DATA PROVIDED ▸
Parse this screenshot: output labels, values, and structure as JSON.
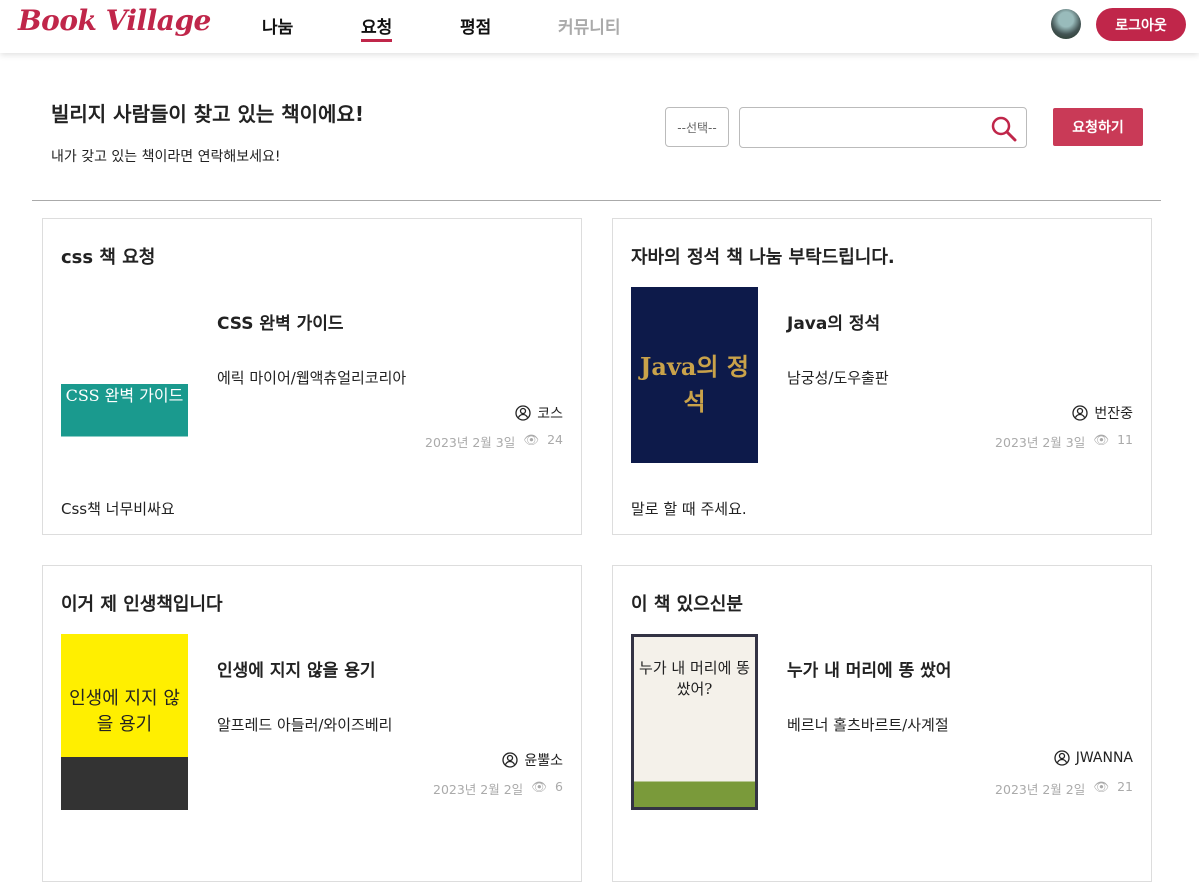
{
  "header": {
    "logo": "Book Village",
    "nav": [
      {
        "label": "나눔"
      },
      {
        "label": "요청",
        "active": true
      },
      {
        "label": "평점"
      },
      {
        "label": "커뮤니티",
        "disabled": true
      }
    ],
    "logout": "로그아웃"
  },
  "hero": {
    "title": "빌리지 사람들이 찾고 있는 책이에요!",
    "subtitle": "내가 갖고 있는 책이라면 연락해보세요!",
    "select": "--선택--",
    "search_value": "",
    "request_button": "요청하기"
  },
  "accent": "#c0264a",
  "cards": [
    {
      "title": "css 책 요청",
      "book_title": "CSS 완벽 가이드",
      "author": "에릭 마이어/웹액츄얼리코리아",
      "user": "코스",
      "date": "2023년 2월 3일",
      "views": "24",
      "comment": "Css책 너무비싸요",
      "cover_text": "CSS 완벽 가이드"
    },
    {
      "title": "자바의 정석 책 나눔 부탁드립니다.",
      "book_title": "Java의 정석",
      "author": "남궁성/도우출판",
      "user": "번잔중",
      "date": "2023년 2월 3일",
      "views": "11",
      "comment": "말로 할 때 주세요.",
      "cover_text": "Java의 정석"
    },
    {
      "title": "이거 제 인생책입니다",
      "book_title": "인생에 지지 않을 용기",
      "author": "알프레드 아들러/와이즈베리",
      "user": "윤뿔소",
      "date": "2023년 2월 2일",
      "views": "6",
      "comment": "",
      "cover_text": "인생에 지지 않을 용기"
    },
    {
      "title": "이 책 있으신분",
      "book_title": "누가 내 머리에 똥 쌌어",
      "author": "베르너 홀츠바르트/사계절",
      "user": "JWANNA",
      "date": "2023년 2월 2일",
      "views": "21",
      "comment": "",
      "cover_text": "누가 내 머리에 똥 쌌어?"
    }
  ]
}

...

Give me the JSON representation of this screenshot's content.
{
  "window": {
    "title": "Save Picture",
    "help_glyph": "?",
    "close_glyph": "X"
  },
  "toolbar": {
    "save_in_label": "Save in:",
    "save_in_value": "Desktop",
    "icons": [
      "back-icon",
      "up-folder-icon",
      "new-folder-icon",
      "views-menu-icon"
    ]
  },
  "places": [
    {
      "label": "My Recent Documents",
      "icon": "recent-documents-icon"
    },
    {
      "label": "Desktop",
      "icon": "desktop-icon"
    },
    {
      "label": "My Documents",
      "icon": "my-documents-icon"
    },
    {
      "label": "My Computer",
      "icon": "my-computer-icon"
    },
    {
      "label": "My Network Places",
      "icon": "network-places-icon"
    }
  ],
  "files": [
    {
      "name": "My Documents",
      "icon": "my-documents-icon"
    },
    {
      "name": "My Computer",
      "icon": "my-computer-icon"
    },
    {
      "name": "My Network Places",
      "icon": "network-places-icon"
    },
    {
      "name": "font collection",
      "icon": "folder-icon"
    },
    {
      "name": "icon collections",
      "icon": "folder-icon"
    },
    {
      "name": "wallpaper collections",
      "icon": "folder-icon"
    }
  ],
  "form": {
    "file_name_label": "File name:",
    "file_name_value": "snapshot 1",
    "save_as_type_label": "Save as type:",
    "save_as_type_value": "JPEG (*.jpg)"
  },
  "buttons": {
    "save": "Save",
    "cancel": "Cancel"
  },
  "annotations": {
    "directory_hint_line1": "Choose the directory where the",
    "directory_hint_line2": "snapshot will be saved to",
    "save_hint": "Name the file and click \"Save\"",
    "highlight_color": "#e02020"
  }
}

TASK DIRECTIONS ▸
Extract all lines from the data in which "Java의" is found.

WRITTEN SOLUTION ▸
      "book_title": "Java의 정석",
      "cover_text": "Java의 정석"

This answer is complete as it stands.